Exercise inputs:
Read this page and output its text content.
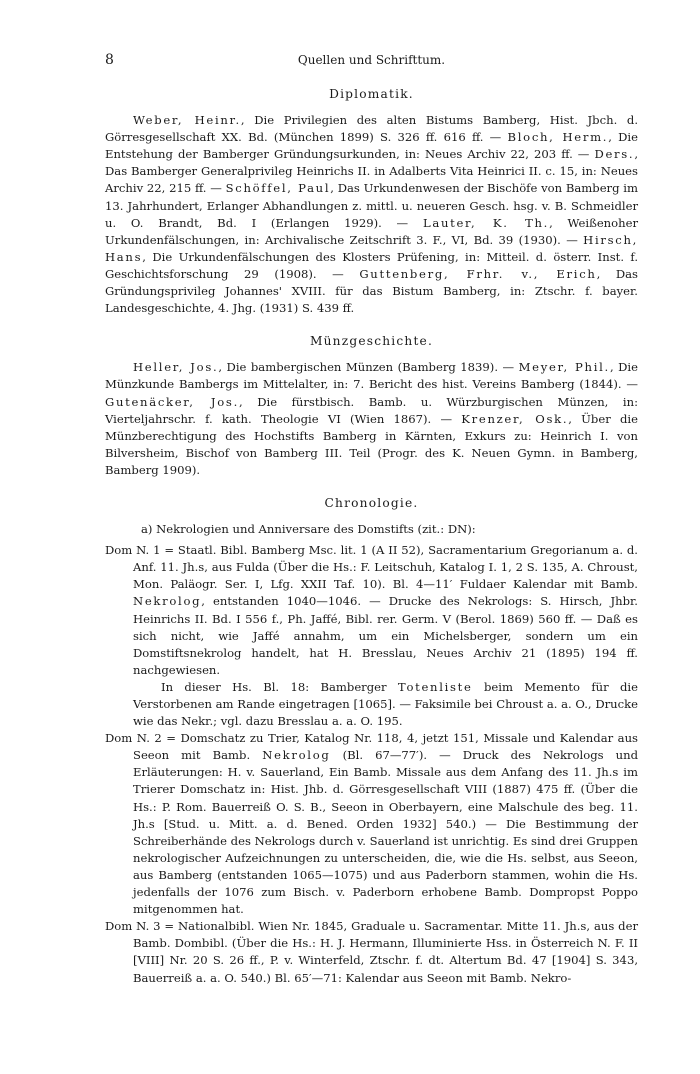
8	Quellen und Schrifttum.
Diplomatik.

Weber, Heinr., Die Privilegien des alten Bistums Bamberg, Hist. Jbch. d. Görresgesellschaft XX. Bd. (München 1899) S. 326 ff. 616 ff. — Bloch, Herm., Die Entstehung der Bamberger Gründungsurkunden, in: Neues Archiv 22, 203 ff. — Ders., Das Bamberger Generalprivileg Heinrichs II. in Adalberts Vita Heinrici II. c. 15, in: Neues Archiv 22, 215 ff. — Schöffel, Paul, Das Urkundenwesen der Bischöfe von Bamberg im 13. Jahrhundert, Erlanger Abhandlungen z. mittl. u. neueren Gesch. hsg. v. B. Schmeidler u. O. Brandt, Bd. I (Erlangen 1929). — Lauter, K. Th., Weißenoher Urkundenfälschungen, in: Archivalische Zeitschrift 3. F., VI, Bd. 39 (1930). — Hirsch, Hans, Die Urkundenfälschungen des Klosters Prüfening, in: Mitteil. d. österr. Inst. f. Geschichtsforschung 29 (1908). — Guttenberg, Frhr. v., Erich, Das Gründungsprivileg Johannes' XVIII. für das Bistum Bamberg, in: Ztschr. f. bayer. Landesgeschichte, 4. Jhg. (1931) S. 439 ff.

Münzgeschichte.

Heller, Jos., Die bambergischen Münzen (Bamberg 1839). — Meyer, Phil., Die Münzkunde Bambergs im Mittelalter, in: 7. Bericht des hist. Vereins Bamberg (1844). — Gutenäcker, Jos., Die fürstbisch. Bamb. u. Würzburgischen Münzen, in: Vierteljahrschr. f. kath. Theologie VI (Wien 1867). — Krenzer, Osk., Über die Münzberechtigung des Hochstifts Bamberg in Kärnten, Exkurs zu: Heinrich I. von Bilversheim, Bischof von Bamberg III. Teil (Progr. des K. Neuen Gymn. in Bamberg, Bamberg 1909).

Chronologie.
a) Nekrologien und Anniversare des Domstifts (zit.: DN):
Dom N. 1 = Staatl. Bibl. Bamberg Msc. lit. 1 (A II 52), Sacramentarium Gregorianum a. d. Anf. 11. Jh.s, aus Fulda (Über die Hs.: F. Leitschuh, Katalog I. 1, 2 S. 135, A. Chroust, Mon. Paläogr. Ser. I, Lfg. XXII Taf. 10). Bl. 4—11′ Fuldaer Kalendar mit Bamb. Nekrolog, entstanden 1040—1046. — Drucke des Nekrologs: S. Hirsch, Jhbr. Heinrichs II. Bd. I 556 f., Ph. Jaffé, Bibl. rer. Germ. V (Berol. 1869) 560 ff. — Daß es sich nicht, wie Jaffé annahm, um ein Michelsberger, sondern um ein Domstiftsnekrolog handelt, hat H. Bresslau, Neues Archiv 21 (1895) 194 ff. nachgewiesen.
In dieser Hs. Bl. 18: Bamberger Totenliste beim Memento für die Verstorbenen am Rande eingetragen [1065]. — Faksimile bei Chroust a. a. O., Drucke wie das Nekr.; vgl. dazu Bresslau a. a. O. 195.
Dom N. 2 = Domschatz zu Trier, Katalog Nr. 118, 4, jetzt 151, Missale und Kalendar aus Seeon mit Bamb. Nekrolog (Bl. 67—77′). — Druck des Nekrologs und Erläuterungen: H. v. Sauerland, Ein Bamb. Missale aus dem Anfang des 11. Jh.s im Trierer Domschatz in: Hist. Jhb. d. Görresgesellschaft VIII (1887) 475 ff. (Über die Hs.: P. Rom. Bauerreiß O. S. B., Seeon in Oberbayern, eine Malschule des beg. 11. Jh.s [Stud. u. Mitt. a. d. Bened. Orden 1932] 540.) — Die Bestimmung der Schreiberhände des Nekrologs durch v. Sauerland ist unrichtig. Es sind drei Gruppen nekrologischer Aufzeichnungen zu unterscheiden, die, wie die Hs. selbst, aus Seeon, aus Bamberg (entstanden 1065—1075) und aus Paderborn stammen, wohin die Hs. jedenfalls der 1076 zum Bisch. v. Paderborn erhobene Bamb. Dompropst Poppo mitgenommen hat.
Dom N. 3 = Nationalbibl. Wien Nr. 1845, Graduale u. Sacramentar. Mitte 11. Jh.s, aus der Bamb. Dombibl. (Über die Hs.: H. J. Hermann, Illuminierte Hss. in Österreich N. F. II [VIII] Nr. 20 S. 26 ff., P. v. Winterfeld, Ztschr. f. dt. Altertum Bd. 47 [1904] S. 343, Bauerreiß a. a. O. 540.) Bl. 65′—71: Kalendar aus Seeon mit Bamb. Nekro-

The problem: All lines above containing the string "Bauerreiß" are to be collected.

Task solution:
Dom N. 2 = Domschatz zu Trier, Katalog Nr. 118, 4, jetzt 151, Missale und Kalendar aus Seeon mit Bamb. Nekrolog (Bl. 67—77′). — Druck des Nekrologs und Erläuterungen: H. v. Sauerland, Ein Bamb. Missale aus dem Anfang des 11. Jh.s im Trierer Domschatz in: Hist. Jhb. d. Görresgesellschaft VIII (1887) 475 ff. (Über die Hs.: P. Rom. Bauerreiß O. S. B., Seeon in Oberbayern, eine Malschule des beg. 11. Jh.s [Stud. u. Mitt. a. d. Bened. Orden 1932] 540.) — Die Bestimmung der Schreiberhände des Nekrologs durch v. Sauerland ist unrichtig. Es sind drei Gruppen nekrologischer Aufzeichnungen zu unterscheiden, die, wie die Hs. selbst, aus Seeon, aus Bamberg (entstanden 1065—1075) und aus Paderborn stammen, wohin die Hs. jedenfalls der 1076 zum Bisch. v. Paderborn erhobene Bamb. Dompropst Poppo mitgenommen hat.
Dom N. 3 = Nationalbibl. Wien Nr. 1845, Graduale u. Sacramentar. Mitte 11. Jh.s, aus der Bamb. Dombibl. (Über die Hs.: H. J. Hermann, Illuminierte Hss. in Österreich N. F. II [VIII] Nr. 20 S. 26 ff., P. v. Winterfeld, Ztschr. f. dt. Altertum Bd. 47 [1904] S. 343, Bauerreiß a. a. O. 540.) Bl. 65′—71: Kalendar aus Seeon mit Bamb. Nekro-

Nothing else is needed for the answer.